Task list
- a) In the passage about the Committee, what was the Committee's budget in November 1950?
- b) From the passage about the Committee, list every research area that its fundraising documents identified.
- c) From the passage about the Committee, print the words from "Its budget in" to "separate funding streams.".

BEGIN Source text

The Committee's research covered six areas identified in its own fundraising documents: cell growth and division (with implications for cancer); cell respiration and tumor metabolism; nerve conduction theory; central nervous system dynamics; organic form; and the mathematical theory of human social behavior.

== The McCulloch–Pitts connection ==
Walter Pitts, a teenage autodidact, attended Rashevsky's seminars in the early 1940s. In 1943, Warren McCulloch and Pitts published "A Logical Calculus of the Ideas Immanent in Nervous Activity" in Rashevsky's Bulletin, well regarded as a founding paper in artificial neural network research. Rashevsky had published formal models of neural excitation in 1934.

Furthermore, following severe reductions in the committee, eight scholars, including McCulloch, defended the department, as :the only one of its kind, as of great importance to biology, medicine, mathematics, and psychology" in a 1956 letter in Science,.

== Finances ==
A 1949 appeal to the Lillia Babbitt Hyde Foundation claimed that "well over $200,000" had already invested by the University and Rockefeller Foundation combined into the committee.

Its budget in November 1950 stood at roughly $45,700, pieced together from university funds, an Air Force contract, and foundation grants. Neville D. Symonds was hired as Research Assistant that year at $2,500 per annum, split between two separate funding streams.

END Source text
BEGIN Information provided

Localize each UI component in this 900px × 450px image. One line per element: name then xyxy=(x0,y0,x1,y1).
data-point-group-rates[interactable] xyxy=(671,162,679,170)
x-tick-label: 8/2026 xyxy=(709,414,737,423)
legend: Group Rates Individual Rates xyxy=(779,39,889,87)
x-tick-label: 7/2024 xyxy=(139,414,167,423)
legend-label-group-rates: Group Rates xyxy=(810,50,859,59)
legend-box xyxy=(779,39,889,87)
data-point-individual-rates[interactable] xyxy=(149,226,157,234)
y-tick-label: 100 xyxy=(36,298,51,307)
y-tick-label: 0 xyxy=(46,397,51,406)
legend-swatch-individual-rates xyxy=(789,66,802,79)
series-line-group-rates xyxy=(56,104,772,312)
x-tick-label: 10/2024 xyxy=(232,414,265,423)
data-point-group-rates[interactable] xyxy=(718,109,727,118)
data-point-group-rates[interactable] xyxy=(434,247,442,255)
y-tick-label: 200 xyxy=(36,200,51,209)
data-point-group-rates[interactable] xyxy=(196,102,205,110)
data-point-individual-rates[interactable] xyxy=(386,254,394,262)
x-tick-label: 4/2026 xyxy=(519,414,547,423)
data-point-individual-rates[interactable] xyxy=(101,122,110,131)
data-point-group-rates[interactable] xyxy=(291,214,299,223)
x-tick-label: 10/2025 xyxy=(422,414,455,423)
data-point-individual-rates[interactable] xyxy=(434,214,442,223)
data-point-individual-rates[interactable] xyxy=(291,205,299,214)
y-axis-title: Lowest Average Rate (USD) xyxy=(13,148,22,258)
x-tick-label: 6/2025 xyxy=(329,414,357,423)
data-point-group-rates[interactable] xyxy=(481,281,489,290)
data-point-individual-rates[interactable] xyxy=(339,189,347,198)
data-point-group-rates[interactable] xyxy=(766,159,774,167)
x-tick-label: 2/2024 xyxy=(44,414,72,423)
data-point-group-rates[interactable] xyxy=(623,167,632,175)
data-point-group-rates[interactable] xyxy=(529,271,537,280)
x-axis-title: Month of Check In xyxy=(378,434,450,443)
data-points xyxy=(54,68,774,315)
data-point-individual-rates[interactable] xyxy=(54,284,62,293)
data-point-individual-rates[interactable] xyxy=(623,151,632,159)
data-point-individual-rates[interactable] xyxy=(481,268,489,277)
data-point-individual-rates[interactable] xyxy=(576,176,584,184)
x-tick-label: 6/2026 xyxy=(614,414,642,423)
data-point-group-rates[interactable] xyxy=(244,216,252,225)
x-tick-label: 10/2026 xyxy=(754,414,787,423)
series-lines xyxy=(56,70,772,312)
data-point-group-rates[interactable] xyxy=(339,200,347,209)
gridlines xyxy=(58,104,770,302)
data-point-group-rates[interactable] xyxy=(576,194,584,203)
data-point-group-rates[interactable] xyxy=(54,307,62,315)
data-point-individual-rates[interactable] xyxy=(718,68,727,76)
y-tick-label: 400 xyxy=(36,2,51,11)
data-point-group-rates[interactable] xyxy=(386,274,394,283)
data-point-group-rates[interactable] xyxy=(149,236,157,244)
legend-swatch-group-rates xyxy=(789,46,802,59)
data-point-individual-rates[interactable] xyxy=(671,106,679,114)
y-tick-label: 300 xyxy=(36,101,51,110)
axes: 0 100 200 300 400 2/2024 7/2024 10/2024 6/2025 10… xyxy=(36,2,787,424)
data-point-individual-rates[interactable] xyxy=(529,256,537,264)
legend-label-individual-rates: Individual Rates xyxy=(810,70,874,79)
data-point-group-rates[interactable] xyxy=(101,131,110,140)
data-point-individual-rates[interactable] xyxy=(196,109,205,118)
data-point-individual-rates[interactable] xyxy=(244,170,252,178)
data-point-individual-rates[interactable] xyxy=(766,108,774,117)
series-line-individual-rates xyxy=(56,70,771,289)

END Information provided

Numbered answers
- a) Roughly $45,700.

- b)
- Cell growth and division (with implications for cancer)
- Cell respiration and tumor metabolism
- Nerve conduction theory
- Central nervous system dynamics
- Organic form
- The mathematical theory of human social behavior

- c)
Its budget in November 1950 stood at roughly $45,700, pieced together from university funds, an Air Force contract, and foundation grants. Neville D. Symonds was hired as Research Assistant that year at $2,500 per annum, split between two separate funding streams.